## AIM
Find each line containing the string "driver". Copy it.

## EXTRACTED ENTRIES
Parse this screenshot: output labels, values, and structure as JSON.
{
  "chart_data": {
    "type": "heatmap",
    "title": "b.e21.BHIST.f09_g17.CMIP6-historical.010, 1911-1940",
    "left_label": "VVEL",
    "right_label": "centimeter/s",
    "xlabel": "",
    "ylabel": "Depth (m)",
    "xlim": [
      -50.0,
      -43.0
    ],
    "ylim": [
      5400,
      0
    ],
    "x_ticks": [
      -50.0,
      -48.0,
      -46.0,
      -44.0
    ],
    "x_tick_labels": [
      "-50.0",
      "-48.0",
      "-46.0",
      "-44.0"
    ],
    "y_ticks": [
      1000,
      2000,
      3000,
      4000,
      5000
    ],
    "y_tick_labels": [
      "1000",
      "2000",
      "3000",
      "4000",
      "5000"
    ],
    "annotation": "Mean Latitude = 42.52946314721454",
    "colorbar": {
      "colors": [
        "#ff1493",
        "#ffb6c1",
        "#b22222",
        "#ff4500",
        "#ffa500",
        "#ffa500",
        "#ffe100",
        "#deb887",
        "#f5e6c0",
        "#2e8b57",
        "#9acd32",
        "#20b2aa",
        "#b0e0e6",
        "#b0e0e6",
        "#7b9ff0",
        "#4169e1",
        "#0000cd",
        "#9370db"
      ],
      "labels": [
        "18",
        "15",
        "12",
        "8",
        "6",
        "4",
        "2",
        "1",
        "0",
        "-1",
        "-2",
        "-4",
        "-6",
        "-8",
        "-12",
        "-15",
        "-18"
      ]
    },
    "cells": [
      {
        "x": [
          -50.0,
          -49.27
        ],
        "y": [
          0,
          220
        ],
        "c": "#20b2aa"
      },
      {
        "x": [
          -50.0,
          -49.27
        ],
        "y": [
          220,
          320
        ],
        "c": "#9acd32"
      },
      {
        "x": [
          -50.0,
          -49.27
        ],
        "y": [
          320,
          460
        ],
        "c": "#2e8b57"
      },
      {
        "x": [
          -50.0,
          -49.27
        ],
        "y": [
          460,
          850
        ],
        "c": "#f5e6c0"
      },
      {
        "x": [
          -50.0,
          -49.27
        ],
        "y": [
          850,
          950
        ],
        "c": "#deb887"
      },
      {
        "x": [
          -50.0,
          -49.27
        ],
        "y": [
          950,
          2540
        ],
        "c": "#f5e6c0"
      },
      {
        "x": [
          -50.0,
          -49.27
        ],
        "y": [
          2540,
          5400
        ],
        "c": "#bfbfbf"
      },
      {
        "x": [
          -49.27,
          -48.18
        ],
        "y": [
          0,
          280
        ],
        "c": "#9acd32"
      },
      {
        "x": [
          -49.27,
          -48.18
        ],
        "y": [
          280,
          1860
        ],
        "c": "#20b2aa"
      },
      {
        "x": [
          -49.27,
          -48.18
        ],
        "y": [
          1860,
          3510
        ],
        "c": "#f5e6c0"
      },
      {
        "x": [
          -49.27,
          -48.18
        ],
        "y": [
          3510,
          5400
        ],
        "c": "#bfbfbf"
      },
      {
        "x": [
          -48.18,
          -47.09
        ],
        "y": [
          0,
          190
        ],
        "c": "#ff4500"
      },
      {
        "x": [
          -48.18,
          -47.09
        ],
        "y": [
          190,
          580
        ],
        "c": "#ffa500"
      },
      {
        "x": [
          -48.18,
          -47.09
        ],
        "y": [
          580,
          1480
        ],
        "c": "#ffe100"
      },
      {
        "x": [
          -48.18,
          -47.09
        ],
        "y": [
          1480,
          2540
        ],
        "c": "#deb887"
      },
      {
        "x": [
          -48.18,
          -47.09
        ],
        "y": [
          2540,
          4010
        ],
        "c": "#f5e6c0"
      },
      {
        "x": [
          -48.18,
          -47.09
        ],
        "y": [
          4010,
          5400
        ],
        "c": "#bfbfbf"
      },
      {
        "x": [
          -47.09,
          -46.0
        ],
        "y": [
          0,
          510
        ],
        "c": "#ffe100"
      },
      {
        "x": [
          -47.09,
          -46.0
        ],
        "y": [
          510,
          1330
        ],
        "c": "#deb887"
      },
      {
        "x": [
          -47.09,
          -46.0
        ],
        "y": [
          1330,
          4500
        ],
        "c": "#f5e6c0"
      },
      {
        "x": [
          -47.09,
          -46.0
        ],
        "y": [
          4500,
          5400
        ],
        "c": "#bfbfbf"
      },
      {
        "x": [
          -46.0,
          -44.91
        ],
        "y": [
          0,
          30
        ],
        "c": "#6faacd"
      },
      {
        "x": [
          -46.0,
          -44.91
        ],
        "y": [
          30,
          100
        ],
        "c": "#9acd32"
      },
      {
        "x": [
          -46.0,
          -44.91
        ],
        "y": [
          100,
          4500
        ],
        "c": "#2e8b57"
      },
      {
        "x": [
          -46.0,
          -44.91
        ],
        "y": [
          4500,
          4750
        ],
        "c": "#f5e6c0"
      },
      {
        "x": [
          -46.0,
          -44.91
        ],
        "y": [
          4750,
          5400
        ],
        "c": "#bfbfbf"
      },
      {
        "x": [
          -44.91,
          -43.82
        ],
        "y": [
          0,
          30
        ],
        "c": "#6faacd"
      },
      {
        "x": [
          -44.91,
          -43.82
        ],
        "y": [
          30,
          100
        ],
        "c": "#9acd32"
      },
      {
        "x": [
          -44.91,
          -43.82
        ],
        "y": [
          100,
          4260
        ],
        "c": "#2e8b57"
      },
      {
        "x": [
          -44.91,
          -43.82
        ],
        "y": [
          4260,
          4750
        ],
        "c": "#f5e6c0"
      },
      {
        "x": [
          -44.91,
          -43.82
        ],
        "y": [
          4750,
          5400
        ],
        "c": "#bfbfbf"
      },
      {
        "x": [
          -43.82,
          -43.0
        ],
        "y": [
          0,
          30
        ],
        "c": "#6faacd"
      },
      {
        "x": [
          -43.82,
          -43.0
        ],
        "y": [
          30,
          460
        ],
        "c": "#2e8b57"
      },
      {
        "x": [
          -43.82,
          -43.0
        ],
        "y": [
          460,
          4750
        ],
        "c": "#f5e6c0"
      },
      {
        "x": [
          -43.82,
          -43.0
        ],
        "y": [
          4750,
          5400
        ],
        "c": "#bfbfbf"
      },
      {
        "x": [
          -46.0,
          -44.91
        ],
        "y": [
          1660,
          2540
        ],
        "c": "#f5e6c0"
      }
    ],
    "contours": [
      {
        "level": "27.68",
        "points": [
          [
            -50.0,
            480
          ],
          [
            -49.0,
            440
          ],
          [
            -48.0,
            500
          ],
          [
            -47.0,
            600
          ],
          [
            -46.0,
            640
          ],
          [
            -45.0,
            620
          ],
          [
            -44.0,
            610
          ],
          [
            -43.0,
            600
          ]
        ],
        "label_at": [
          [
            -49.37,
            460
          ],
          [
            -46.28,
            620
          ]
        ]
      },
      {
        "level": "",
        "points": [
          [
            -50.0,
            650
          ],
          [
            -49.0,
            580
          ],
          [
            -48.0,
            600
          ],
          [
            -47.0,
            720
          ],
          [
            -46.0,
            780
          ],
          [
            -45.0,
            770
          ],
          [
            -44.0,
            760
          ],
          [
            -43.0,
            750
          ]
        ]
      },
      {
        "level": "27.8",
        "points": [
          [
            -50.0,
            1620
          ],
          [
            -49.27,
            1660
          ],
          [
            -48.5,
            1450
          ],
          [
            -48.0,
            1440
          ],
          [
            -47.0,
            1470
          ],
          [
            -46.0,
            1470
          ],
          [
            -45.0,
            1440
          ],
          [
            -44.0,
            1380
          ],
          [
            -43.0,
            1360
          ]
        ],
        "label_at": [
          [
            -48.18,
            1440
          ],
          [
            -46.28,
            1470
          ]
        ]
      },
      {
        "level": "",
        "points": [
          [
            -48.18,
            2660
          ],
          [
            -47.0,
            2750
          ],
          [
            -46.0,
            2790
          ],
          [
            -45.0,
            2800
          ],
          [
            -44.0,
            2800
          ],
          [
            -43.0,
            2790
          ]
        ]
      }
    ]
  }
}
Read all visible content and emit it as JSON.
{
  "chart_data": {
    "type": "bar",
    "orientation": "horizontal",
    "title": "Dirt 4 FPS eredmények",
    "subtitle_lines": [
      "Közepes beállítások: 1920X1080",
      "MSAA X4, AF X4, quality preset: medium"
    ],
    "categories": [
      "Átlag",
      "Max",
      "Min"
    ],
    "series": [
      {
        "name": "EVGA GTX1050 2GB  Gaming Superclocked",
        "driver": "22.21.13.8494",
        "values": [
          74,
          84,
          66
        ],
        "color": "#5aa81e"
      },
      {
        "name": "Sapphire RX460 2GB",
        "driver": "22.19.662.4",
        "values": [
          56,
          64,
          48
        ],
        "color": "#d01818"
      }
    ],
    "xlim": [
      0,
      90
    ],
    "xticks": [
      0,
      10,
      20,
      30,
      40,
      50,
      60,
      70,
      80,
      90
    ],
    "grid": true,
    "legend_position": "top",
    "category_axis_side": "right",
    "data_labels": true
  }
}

## TASK OUTPUT
        "driver": "22.21.13.8494",
        "driver": "22.19.662.4",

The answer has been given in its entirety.